▶ Aim
Among the entries that follow, tally the lines with the string "following". Give no more than the number.

## START Supplied records

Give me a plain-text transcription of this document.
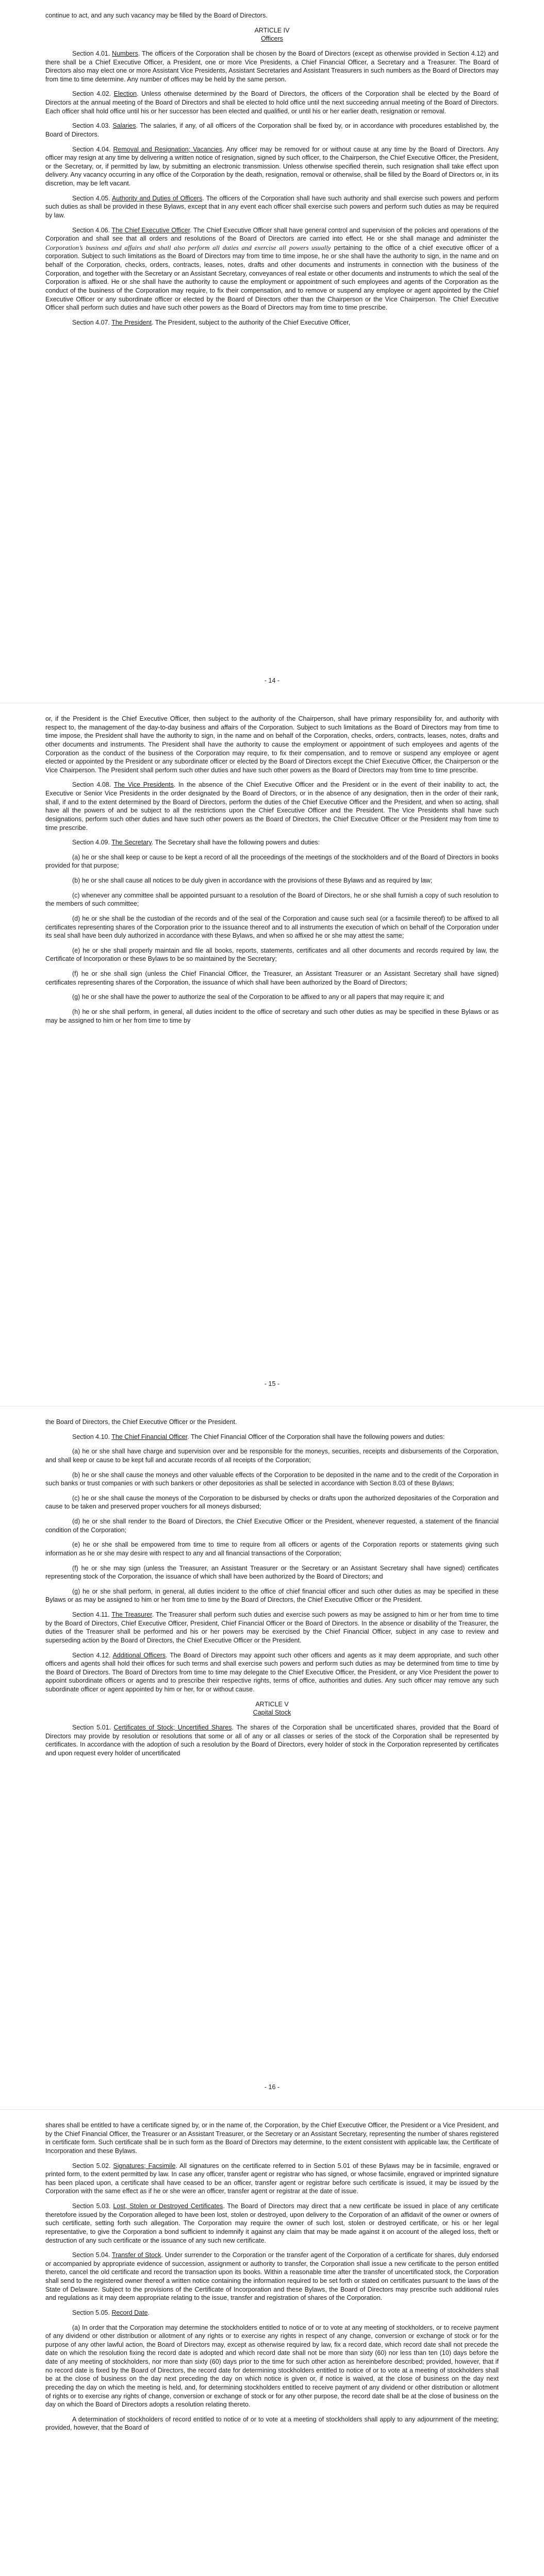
continue to act, and any such vacancy may be filled by the Board of Directors.

ARTICLE IV
Officers

Section 4.01. Numbers. The officers of the Corporation shall be chosen by the Board of Directors (except as otherwise provided in Section 4.12) and there shall be a Chief Executive Officer, a President, one or more Vice Presidents, a Chief Financial Officer, a Secretary and a Treasurer. The Board of Directors also may elect one or more Assistant Vice Presidents, Assistant Secretaries and Assistant Treasurers in such numbers as the Board of Directors may from time to time determine. Any number of offices may be held by the same person.

Section 4.02. Election. Unless otherwise determined by the Board of Directors, the officers of the Corporation shall be elected by the Board of Directors at the annual meeting of the Board of Directors and shall be elected to hold office until the next succeeding annual meeting of the Board of Directors. Each officer shall hold office until his or her successor has been elected and qualified, or until his or her earlier death, resignation or removal.

Section 4.03. Salaries. The salaries, if any, of all officers of the Corporation shall be fixed by, or in accordance with procedures established by, the Board of Directors.

Section 4.04. Removal and Resignation; Vacancies. Any officer may be removed for or without cause at any time by the Board of Directors. Any officer may resign at any time by delivering a written notice of resignation, signed by such officer, to the Chairperson, the Chief Executive Officer, the President, or the Secretary, or, if permitted by law, by submitting an electronic transmission. Unless otherwise specified therein, such resignation shall take effect upon delivery. Any vacancy occurring in any office of the Corporation by the death, resignation, removal or otherwise, shall be filled by the Board of Directors or, in its discretion, may be left vacant.

Section 4.05. Authority and Duties of Officers. The officers of the Corporation shall have such authority and shall exercise such powers and perform such duties as shall be provided in these Bylaws, except that in any event each officer shall exercise such powers and perform such duties as may be required by law.

Section 4.06. The Chief Executive Officer. The Chief Executive Officer shall have general control and supervision of the policies and operations of the Corporation and shall see that all orders and resolutions of the Board of Directors are carried into effect. He or she shall manage and administer the Corporation’s business and affairs and shall also perform all duties and exercise all powers usually pertaining to the office of a chief executive officer of a corporation. Subject to such limitations as the Board of Directors may from time to time impose, he or she shall have the authority to sign, in the name and on behalf of the Corporation, checks, orders, contracts, leases, notes, drafts and other documents and instruments in connection with the business of the Corporation, and together with the Secretary or an Assistant Secretary, conveyances of real estate or other documents and instruments to which the seal of the Corporation is affixed. He or she shall have the authority to cause the employment or appointment of such employees and agents of the Corporation as the conduct of the business of the Corporation may require, to fix their compensation, and to remove or suspend any employee or agent appointed by the Chief Executive Officer or any subordinate officer or elected by the Board of Directors other than the Chairperson or the Vice Chairperson. The Chief Executive Officer shall perform such duties and have such other powers as the Board of Directors may from time to time prescribe.

Section 4.07. The President. The President, subject to the authority of the Chief Executive Officer,

- 14 -

or, if the President is the Chief Executive Officer, then subject to the authority of the Chairperson, shall have primary responsibility for, and authority with respect to, the management of the day-to-day business and affairs of the Corporation. Subject to such limitations as the Board of Directors may from time to time impose, the President shall have the authority to sign, in the name and on behalf of the Corporation, checks, orders, contracts, leases, notes, drafts and other documents and instruments. The President shall have the authority to cause the employment or appointment of such employees and agents of the Corporation as the conduct of the business of the Corporation may require, to fix their compensation, and to remove or suspend any employee or agent elected or appointed by the President or any subordinate officer or elected by the Board of Directors except the Chief Executive Officer, the Chairperson or the Vice Chairperson. The President shall perform such other duties and have such other powers as the Board of Directors may from time to time prescribe.

Section 4.08. The Vice Presidents. In the absence of the Chief Executive Officer and the President or in the event of their inability to act, the Executive or Senior Vice Presidents in the order designated by the Board of Directors, or in the absence of any designation, then in the order of their rank, shall, if and to the extent determined by the Board of Directors, perform the duties of the Chief Executive Officer and the President, and when so acting, shall have all the powers of and be subject to all the restrictions upon the Chief Executive Officer and the President. The Vice Presidents shall have such designations, perform such other duties and have such other powers as the Board of Directors, the Chief Executive Officer or the President may from time to time prescribe.

Section 4.09. The Secretary. The Secretary shall have the following powers and duties:

(a) he or she shall keep or cause to be kept a record of all the proceedings of the meetings of the stockholders and of the Board of Directors in books provided for that purpose;

(b) he or she shall cause all notices to be duly given in accordance with the provisions of these Bylaws and as required by law;

(c) whenever any committee shall be appointed pursuant to a resolution of the Board of Directors, he or she shall furnish a copy of such resolution to the members of such committee;

(d) he or she shall be the custodian of the records and of the seal of the Corporation and cause such seal (or a facsimile thereof) to be affixed to all certificates representing shares of the Corporation prior to the issuance thereof and to all instruments the execution of which on behalf of the Corporation under its seal shall have been duly authorized in accordance with these Bylaws, and when so affixed he or she may attest the same;

(e) he or she shall properly maintain and file all books, reports, statements, certificates and all other documents and records required by law, the Certificate of Incorporation or these Bylaws to be so maintained by the Secretary;

(f) he or she shall sign (unless the Chief Financial Officer, the Treasurer, an Assistant Treasurer or an Assistant Secretary shall have signed) certificates representing shares of the Corporation, the issuance of which shall have been authorized by the Board of Directors;

(g) he or she shall have the power to authorize the seal of the Corporation to be affixed to any or all papers that may require it; and

(h) he or she shall perform, in general, all duties incident to the office of secretary and such other duties as may be specified in these Bylaws or as may be assigned to him or her from time to time by

- 15 -

the Board of Directors, the Chief Executive Officer or the President.

Section 4.10. The Chief Financial Officer. The Chief Financial Officer of the Corporation shall have the following powers and duties:

(a) he or she shall have charge and supervision over and be responsible for the moneys, securities, receipts and disbursements of the Corporation, and shall keep or cause to be kept full and accurate records of all receipts of the Corporation;

(b) he or she shall cause the moneys and other valuable effects of the Corporation to be deposited in the name and to the credit of the Corporation in such banks or trust companies or with such bankers or other depositories as shall be selected in accordance with Section 8.03 of these Bylaws;

(c) he or she shall cause the moneys of the Corporation to be disbursed by checks or drafts upon the authorized depositaries of the Corporation and cause to be taken and preserved proper vouchers for all moneys disbursed;

(d) he or she shall render to the Board of Directors, the Chief Executive Officer or the President, whenever requested, a statement of the financial condition of the Corporation;

(e) he or she shall be empowered from time to time to require from all officers or agents of the Corporation reports or statements giving such information as he or she may desire with respect to any and all financial transactions of the Corporation;

(f) he or she may sign (unless the Treasurer, an Assistant Treasurer or the Secretary or an Assistant Secretary shall have signed) certificates representing stock of the Corporation, the issuance of which shall have been authorized by the Board of Directors; and

(g) he or she shall perform, in general, all duties incident to the office of chief financial officer and such other duties as may be specified in these Bylaws or as may be assigned to him or her from time to time by the Board of Directors, the Chief Executive Officer or the President.

Section 4.11. The Treasurer. The Treasurer shall perform such duties and exercise such powers as may be assigned to him or her from time to time by the Board of Directors, Chief Executive Officer, President, Chief Financial Officer or the Board of Directors. In the absence or disability of the Treasurer, the duties of the Treasurer shall be performed and his or her powers may be exercised by the Chief Financial Officer, subject in any case to review and superseding action by the Board of Directors, the Chief Executive Officer or the President.

Section 4.12. Additional Officers. The Board of Directors may appoint such other officers and agents as it may deem appropriate, and such other officers and agents shall hold their offices for such terms and shall exercise such powers and perform such duties as may be determined from time to time by the Board of Directors. The Board of Directors from time to time may delegate to the Chief Executive Officer, the President, or any Vice President the power to appoint subordinate officers or agents and to prescribe their respective rights, terms of office, authorities and duties. Any such officer may remove any such subordinate officer or agent appointed by him or her, for or without cause.

ARTICLE V
Capital Stock

Section 5.01. Certificates of Stock; Uncertified Shares. The shares of the Corporation shall be uncertificated shares, provided that the Board of Directors may provide by resolution or resolutions that some or all of any or all classes or series of the stock of the Corporation shall be represented by certificates. In accordance with the adoption of such a resolution by the Board of Directors, every holder of stock in the Corporation represented by certificates and upon request every holder of uncertificated

- 16 -

shares shall be entitled to have a certificate signed by, or in the name of, the Corporation, by the Chief Executive Officer, the President or a Vice President, and by the Chief Financial Officer, the Treasurer or an Assistant Treasurer, or the Secretary or an Assistant Secretary, representing the number of shares registered in certificate form. Such certificate shall be in such form as the Board of Directors may determine, to the extent consistent with applicable law, the Certificate of Incorporation and these Bylaws.

Section 5.02. Signatures; Facsimile. All signatures on the certificate referred to in Section 5.01 of these Bylaws may be in facsimile, engraved or printed form, to the extent permitted by law. In case any officer, transfer agent or registrar who has signed, or whose facsimile, engraved or imprinted signature has been placed upon, a certificate shall have ceased to be an officer, transfer agent or registrar before such certificate is issued, it may be issued by the Corporation with the same effect as if he or she were an officer, transfer agent or registrar at the date of issue.

Section 5.03. Lost, Stolen or Destroyed Certificates. The Board of Directors may direct that a new certificate be issued in place of any certificate theretofore issued by the Corporation alleged to have been lost, stolen or destroyed, upon delivery to the Corporation of an affidavit of the owner or owners of such certificate, setting forth such allegation. The Corporation may require the owner of such lost, stolen or destroyed certificate, or his or her legal representative, to give the Corporation a bond sufficient to indemnify it against any claim that may be made against it on account of the alleged loss, theft or destruction of any such certificate or the issuance of any such new certificate.

Section 5.04. Transfer of Stock. Under surrender to the Corporation or the transfer agent of the Corporation of a certificate for shares, duly endorsed or accompanied by appropriate evidence of succession, assignment or authority to transfer, the Corporation shall issue a new certificate to the person entitled thereto, cancel the old certificate and record the transaction upon its books. Within a reasonable time after the transfer of uncertificated stock, the Corporation shall send to the registered owner thereof a written notice containing the information required to be set forth or stated on certificates pursuant to the laws of the State of Delaware. Subject to the provisions of the Certificate of Incorporation and these Bylaws, the Board of Directors may prescribe such additional rules and regulations as it may deem appropriate relating to the issue, transfer and registration of shares of the Corporation.

Section 5.05. Record Date.

(a) In order that the Corporation may determine the stockholders entitled to notice of or to vote at any meeting of stockholders, or to receive payment of any dividend or other distribution or allotment of any rights or to exercise any rights in respect of any change, conversion or exchange of stock or for the purpose of any other lawful action, the Board of Directors may, except as otherwise required by law, fix a record date, which record date shall not precede the date on which the resolution fixing the record date is adopted and which record date shall not be more than sixty (60) nor less than ten (10) days before the date of any meeting of stockholders, nor more than sixty (60) days prior to the time for such other action as hereinbefore described; provided, however, that if no record date is fixed by the Board of Directors, the record date for determining stockholders entitled to notice of or to vote at a meeting of stockholders shall be at the close of business on the day next preceding the day on which notice is given or, if notice is waived, at the close of business on the day next preceding the day on which the meeting is held, and, for determining stockholders entitled to receive payment of any dividend or other distribution or allotment of rights or to exercise any rights of change, conversion or exchange of stock or for any other purpose, the record date shall be at the close of business on the day on which the Board of Directors adopts a resolution relating thereto.

A determination of stockholders of record entitled to notice of or to vote at a meeting of stockholders shall apply to any adjournment of the meeting; provided, however, that the Board of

## END Supplied records

▶ Written solution
2